» DATA TO USE:
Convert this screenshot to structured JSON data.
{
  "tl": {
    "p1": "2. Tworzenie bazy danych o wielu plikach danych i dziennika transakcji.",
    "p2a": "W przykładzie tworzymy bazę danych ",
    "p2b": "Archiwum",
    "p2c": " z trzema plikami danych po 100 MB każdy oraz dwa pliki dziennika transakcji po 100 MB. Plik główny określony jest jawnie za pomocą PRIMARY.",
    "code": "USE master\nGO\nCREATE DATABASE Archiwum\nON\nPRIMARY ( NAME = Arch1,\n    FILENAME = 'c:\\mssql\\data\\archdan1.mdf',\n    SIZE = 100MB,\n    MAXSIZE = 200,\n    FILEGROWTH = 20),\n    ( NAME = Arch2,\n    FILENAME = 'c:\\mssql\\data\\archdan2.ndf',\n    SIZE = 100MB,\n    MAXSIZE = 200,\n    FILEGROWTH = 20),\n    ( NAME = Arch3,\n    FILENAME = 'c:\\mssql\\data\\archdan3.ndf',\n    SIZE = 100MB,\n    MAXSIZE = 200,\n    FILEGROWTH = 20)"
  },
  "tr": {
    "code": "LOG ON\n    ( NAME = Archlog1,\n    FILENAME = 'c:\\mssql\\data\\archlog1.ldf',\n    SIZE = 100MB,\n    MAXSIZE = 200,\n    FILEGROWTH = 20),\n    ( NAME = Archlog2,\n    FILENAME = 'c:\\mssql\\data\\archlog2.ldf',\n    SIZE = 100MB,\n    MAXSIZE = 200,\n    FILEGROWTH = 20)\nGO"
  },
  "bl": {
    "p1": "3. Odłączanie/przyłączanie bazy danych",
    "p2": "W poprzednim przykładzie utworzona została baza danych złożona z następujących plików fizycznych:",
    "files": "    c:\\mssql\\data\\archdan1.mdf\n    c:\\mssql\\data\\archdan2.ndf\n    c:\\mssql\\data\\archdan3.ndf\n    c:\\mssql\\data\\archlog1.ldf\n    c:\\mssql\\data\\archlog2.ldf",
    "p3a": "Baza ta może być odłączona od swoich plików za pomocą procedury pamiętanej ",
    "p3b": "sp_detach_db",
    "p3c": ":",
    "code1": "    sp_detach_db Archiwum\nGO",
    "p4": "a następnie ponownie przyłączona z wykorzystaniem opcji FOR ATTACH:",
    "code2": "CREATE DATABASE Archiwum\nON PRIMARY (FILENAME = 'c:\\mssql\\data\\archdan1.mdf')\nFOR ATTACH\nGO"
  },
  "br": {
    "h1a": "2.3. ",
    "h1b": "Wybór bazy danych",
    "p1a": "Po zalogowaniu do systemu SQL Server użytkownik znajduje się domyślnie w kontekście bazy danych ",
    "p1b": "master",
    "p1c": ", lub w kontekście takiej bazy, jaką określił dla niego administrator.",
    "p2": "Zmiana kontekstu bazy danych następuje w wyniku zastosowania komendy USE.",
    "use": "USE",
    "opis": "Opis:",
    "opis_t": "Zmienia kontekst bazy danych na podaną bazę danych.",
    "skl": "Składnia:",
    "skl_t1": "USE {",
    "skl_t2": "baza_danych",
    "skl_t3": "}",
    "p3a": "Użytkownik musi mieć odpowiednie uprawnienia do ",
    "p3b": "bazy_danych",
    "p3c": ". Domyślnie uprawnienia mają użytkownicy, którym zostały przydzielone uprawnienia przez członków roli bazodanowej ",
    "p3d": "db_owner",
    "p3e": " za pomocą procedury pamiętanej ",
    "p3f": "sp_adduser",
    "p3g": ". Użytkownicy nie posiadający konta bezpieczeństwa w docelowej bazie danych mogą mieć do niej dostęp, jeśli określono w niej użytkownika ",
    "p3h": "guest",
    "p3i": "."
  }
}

* * *

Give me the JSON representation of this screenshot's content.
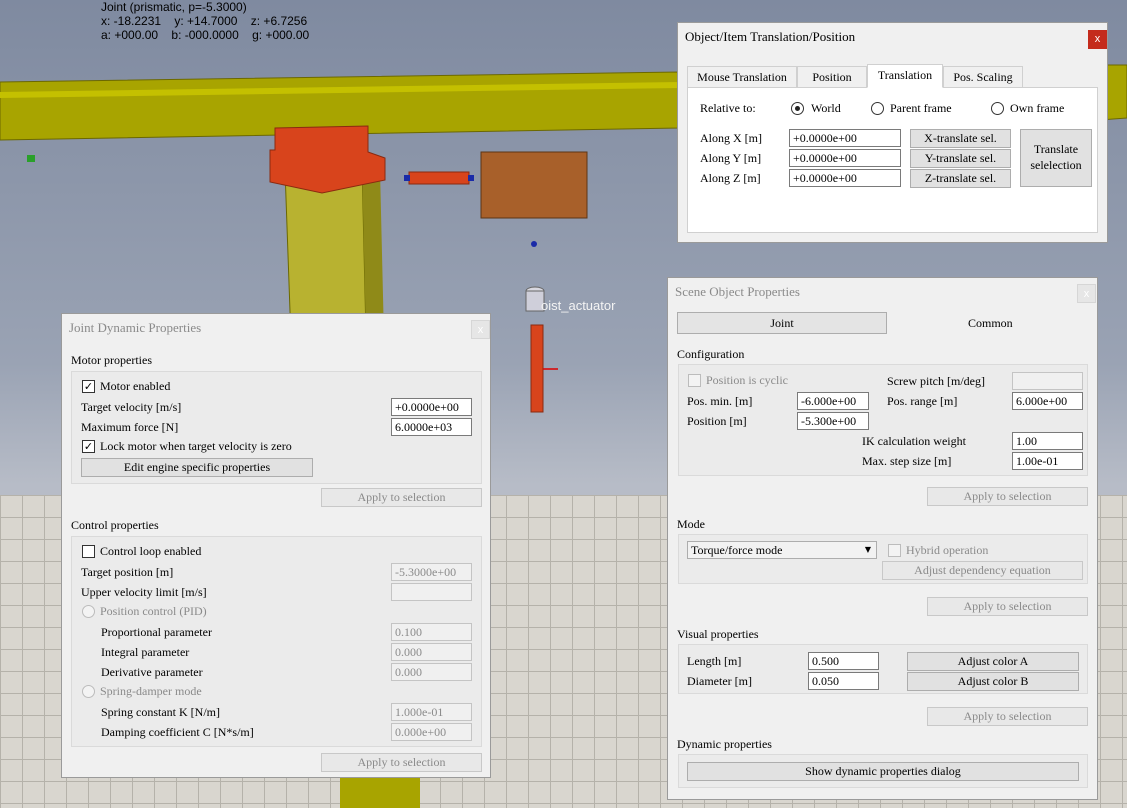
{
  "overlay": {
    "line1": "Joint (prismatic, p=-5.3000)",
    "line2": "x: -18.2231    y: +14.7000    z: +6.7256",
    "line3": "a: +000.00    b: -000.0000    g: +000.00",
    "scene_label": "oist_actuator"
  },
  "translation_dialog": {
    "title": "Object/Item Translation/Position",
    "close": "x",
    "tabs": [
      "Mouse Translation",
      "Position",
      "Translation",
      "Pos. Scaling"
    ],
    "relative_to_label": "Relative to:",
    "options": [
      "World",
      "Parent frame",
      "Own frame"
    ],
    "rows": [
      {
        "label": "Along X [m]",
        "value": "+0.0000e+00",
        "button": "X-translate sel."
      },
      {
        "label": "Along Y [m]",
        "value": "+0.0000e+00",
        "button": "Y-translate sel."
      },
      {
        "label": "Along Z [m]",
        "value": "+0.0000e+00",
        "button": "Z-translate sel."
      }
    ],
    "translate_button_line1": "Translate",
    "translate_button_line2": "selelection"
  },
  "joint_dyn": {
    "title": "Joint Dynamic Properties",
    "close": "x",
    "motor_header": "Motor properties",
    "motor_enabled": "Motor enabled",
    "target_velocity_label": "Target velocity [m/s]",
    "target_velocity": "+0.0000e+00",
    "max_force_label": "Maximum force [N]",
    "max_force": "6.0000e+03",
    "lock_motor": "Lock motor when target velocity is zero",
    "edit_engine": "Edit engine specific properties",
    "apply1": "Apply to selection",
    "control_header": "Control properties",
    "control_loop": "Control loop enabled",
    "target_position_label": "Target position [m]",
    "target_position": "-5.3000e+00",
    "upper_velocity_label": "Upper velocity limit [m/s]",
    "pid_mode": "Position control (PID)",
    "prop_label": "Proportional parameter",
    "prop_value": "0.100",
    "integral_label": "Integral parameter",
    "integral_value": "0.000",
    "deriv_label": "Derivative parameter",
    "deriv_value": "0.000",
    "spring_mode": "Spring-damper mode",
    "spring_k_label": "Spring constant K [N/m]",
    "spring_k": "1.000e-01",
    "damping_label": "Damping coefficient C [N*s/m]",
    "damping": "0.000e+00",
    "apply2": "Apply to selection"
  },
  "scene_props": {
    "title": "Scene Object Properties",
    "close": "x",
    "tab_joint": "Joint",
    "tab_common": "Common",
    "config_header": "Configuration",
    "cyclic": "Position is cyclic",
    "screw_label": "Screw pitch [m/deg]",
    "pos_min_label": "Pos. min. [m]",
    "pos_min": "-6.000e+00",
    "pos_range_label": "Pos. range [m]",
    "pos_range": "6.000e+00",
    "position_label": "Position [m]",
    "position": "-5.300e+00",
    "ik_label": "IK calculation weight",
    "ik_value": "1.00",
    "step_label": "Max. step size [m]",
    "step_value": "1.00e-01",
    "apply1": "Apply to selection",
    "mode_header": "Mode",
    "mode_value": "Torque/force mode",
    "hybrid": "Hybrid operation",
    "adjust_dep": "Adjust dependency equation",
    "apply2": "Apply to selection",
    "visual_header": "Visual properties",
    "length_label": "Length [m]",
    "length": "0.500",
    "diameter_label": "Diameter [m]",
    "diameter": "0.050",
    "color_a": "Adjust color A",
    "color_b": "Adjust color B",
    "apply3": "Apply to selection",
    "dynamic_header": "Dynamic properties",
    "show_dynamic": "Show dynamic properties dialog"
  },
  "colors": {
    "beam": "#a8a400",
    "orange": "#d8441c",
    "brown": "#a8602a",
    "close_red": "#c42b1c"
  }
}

» WRITTEN PROBLEM: Copy out every line that includes the word "mieć".

» TASK OUTPUT:
    "p3a": "Użytkownik musi mieć odpowiednie uprawnienia do ",
    "p3g": ". Użytkownicy nie posiadający konta bezpieczeństwa w docelowej bazie danych mogą mieć do niej dostęp, jeśli określono w niej użytkownika ",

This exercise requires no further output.